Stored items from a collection
## BEGIN

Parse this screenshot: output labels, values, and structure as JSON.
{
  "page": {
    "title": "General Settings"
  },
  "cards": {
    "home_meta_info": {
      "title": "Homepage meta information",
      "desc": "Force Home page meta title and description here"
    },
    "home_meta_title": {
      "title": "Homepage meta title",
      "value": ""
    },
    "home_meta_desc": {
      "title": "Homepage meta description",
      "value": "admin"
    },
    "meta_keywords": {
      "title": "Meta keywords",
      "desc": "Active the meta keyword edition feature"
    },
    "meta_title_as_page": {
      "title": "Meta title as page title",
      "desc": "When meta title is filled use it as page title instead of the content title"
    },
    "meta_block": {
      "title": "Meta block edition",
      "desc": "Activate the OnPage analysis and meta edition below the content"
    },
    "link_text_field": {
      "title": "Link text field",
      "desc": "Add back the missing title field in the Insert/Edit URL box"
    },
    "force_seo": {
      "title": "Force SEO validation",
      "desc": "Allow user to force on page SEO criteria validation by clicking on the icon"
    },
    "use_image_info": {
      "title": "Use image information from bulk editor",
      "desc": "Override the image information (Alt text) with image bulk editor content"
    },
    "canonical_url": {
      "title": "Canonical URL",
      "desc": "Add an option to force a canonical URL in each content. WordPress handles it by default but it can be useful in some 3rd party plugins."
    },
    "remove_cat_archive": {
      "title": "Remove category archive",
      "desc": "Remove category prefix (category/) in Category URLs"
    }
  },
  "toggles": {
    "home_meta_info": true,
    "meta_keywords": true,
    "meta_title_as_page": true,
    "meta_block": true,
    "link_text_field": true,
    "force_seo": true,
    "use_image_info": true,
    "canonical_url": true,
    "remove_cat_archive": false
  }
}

## END
## BEGIN

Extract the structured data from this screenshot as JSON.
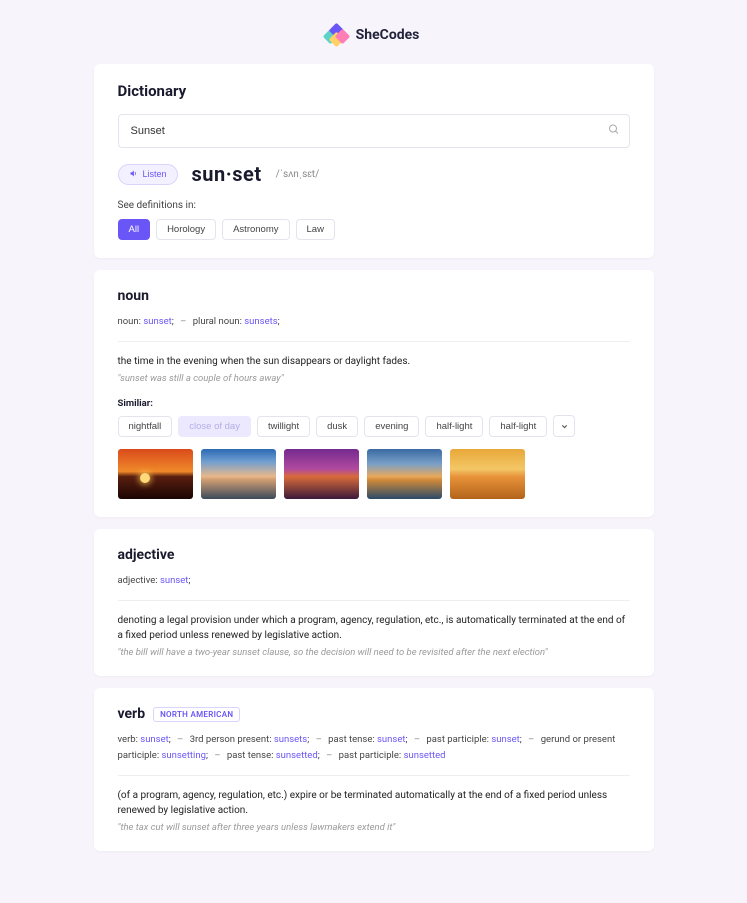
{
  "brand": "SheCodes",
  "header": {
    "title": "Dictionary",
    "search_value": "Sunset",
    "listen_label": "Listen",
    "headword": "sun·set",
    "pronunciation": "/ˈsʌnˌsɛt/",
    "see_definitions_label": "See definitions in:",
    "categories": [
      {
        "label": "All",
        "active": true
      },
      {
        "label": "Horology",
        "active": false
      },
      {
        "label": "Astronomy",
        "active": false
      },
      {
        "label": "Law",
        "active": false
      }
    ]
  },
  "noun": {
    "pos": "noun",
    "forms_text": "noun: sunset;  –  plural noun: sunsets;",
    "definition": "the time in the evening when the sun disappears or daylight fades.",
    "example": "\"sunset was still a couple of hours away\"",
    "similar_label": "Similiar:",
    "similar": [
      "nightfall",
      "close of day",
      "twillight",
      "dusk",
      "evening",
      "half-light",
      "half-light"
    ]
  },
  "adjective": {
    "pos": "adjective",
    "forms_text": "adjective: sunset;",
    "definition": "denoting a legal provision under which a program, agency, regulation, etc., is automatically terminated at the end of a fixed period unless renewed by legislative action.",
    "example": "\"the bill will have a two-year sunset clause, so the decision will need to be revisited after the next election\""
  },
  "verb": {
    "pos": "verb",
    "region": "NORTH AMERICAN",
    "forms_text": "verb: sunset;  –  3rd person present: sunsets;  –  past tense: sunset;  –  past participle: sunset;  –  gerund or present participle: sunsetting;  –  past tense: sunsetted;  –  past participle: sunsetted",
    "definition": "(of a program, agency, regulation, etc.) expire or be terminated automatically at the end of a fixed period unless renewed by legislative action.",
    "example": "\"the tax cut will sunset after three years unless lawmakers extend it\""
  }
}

## END
## BEGIN

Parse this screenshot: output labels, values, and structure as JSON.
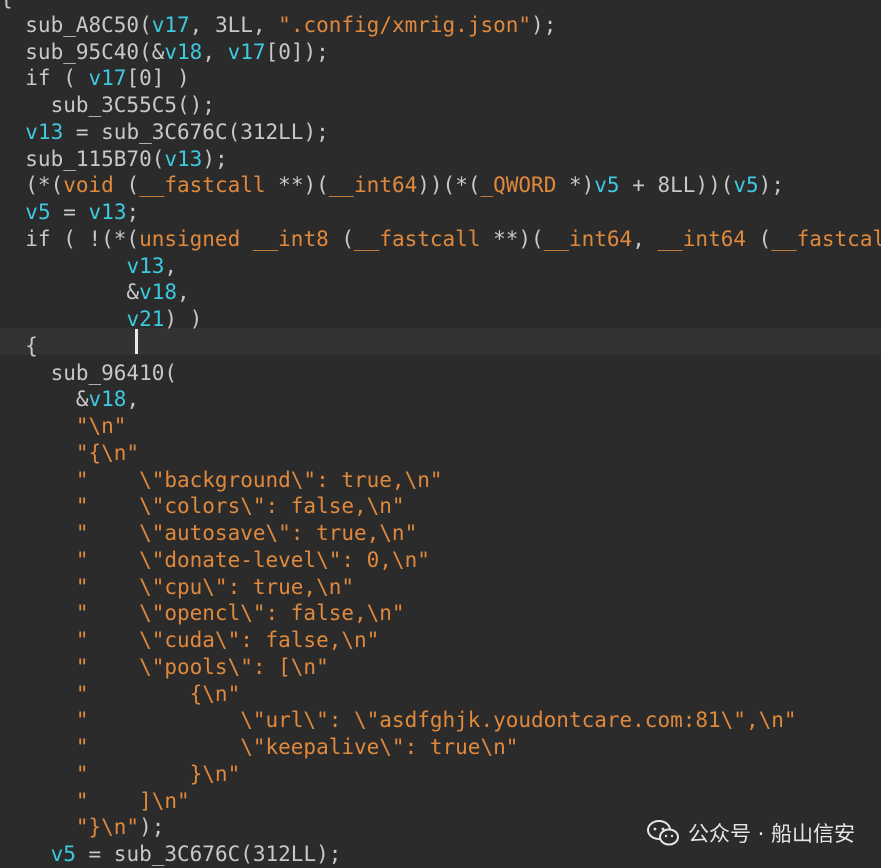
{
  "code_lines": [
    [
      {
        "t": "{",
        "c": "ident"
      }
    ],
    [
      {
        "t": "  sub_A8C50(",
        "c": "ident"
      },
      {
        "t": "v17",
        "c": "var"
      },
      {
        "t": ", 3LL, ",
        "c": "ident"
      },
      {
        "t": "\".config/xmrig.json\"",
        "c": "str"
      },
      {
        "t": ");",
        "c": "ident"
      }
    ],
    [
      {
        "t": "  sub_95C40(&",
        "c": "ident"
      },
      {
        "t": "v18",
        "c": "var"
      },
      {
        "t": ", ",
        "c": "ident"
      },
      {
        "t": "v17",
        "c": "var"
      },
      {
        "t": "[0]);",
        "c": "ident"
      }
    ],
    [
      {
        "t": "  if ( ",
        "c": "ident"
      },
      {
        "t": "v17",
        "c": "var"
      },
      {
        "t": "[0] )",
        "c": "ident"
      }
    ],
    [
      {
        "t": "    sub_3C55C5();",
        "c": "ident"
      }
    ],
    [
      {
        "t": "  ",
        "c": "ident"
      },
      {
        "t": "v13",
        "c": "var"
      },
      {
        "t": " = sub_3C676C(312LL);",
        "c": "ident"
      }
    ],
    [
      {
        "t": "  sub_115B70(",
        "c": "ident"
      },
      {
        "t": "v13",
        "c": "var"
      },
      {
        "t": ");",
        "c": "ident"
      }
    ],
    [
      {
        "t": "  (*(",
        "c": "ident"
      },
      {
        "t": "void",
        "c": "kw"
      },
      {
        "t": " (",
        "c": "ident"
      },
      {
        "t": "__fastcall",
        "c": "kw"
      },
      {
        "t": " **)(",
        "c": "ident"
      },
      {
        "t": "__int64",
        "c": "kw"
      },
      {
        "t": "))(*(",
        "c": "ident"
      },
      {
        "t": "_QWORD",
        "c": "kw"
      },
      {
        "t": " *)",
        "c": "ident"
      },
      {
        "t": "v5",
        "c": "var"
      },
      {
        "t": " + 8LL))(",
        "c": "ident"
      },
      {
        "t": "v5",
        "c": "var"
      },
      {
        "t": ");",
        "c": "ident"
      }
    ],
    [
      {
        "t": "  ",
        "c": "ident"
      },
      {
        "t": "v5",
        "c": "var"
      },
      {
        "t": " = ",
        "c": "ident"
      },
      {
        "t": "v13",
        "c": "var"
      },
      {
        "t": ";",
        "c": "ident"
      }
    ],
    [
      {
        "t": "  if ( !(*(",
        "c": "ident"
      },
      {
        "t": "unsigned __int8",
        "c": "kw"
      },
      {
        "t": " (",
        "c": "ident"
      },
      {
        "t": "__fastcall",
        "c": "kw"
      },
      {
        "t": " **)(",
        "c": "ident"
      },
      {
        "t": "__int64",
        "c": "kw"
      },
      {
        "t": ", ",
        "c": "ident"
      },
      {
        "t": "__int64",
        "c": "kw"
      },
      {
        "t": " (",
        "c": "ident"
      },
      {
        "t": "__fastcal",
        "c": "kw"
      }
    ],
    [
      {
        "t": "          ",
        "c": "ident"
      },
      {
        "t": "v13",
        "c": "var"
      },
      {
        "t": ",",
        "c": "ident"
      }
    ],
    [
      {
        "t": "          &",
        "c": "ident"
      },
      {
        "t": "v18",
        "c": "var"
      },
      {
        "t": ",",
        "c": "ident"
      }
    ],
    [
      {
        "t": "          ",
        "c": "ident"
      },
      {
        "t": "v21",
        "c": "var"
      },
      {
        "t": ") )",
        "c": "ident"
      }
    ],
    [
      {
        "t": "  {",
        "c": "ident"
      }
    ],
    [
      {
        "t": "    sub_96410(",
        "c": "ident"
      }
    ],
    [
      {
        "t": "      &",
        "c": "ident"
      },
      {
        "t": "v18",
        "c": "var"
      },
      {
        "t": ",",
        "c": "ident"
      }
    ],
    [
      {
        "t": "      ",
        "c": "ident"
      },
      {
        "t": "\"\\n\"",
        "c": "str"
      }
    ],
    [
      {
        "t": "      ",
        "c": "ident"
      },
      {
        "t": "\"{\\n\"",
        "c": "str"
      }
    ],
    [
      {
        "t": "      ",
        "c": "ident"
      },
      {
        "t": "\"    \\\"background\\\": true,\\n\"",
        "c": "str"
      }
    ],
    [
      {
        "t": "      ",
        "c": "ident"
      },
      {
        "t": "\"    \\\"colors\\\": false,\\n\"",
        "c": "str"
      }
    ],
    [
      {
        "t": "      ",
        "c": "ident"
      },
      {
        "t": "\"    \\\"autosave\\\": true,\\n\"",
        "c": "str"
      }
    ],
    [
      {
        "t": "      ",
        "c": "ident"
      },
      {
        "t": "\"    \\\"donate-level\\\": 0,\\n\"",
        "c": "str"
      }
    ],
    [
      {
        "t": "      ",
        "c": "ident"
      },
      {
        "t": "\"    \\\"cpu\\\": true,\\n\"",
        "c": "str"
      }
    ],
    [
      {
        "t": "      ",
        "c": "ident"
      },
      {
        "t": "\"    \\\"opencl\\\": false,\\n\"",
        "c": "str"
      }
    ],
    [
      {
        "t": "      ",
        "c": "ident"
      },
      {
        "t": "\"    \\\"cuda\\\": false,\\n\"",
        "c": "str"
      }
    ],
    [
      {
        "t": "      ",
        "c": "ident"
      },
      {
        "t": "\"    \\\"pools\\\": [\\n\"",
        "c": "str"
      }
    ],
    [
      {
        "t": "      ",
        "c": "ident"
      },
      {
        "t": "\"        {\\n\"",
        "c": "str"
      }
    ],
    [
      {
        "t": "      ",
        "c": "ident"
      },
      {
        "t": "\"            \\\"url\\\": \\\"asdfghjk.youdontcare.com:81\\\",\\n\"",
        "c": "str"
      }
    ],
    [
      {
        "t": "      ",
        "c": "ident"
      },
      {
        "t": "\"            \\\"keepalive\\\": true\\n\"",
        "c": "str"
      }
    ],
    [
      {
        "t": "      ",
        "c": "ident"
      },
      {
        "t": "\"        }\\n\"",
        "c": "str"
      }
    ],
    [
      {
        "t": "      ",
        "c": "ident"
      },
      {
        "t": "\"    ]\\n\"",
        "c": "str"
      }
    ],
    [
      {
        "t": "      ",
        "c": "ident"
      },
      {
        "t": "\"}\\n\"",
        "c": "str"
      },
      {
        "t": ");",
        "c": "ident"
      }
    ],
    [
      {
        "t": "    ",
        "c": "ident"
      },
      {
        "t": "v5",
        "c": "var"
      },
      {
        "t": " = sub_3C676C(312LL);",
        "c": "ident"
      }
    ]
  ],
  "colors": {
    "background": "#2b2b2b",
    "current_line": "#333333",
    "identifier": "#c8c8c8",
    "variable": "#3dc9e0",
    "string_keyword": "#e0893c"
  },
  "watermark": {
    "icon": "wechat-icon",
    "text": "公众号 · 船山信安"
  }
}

## END

STATED EXERCISE. Copy each line of the preceding data that contains the string "content".

COMPLETE ANSWER.
      "desc": "When meta title is filled use it as page title instead of the content title"
      "desc": "Activate the OnPage analysis and meta edition below the content"
      "desc": "Override the image information (Alt text) with image bulk editor content"
      "desc": "Add an option to force a canonical URL in each content. WordPress handles it by default but it can be useful in some 3rd party plugins."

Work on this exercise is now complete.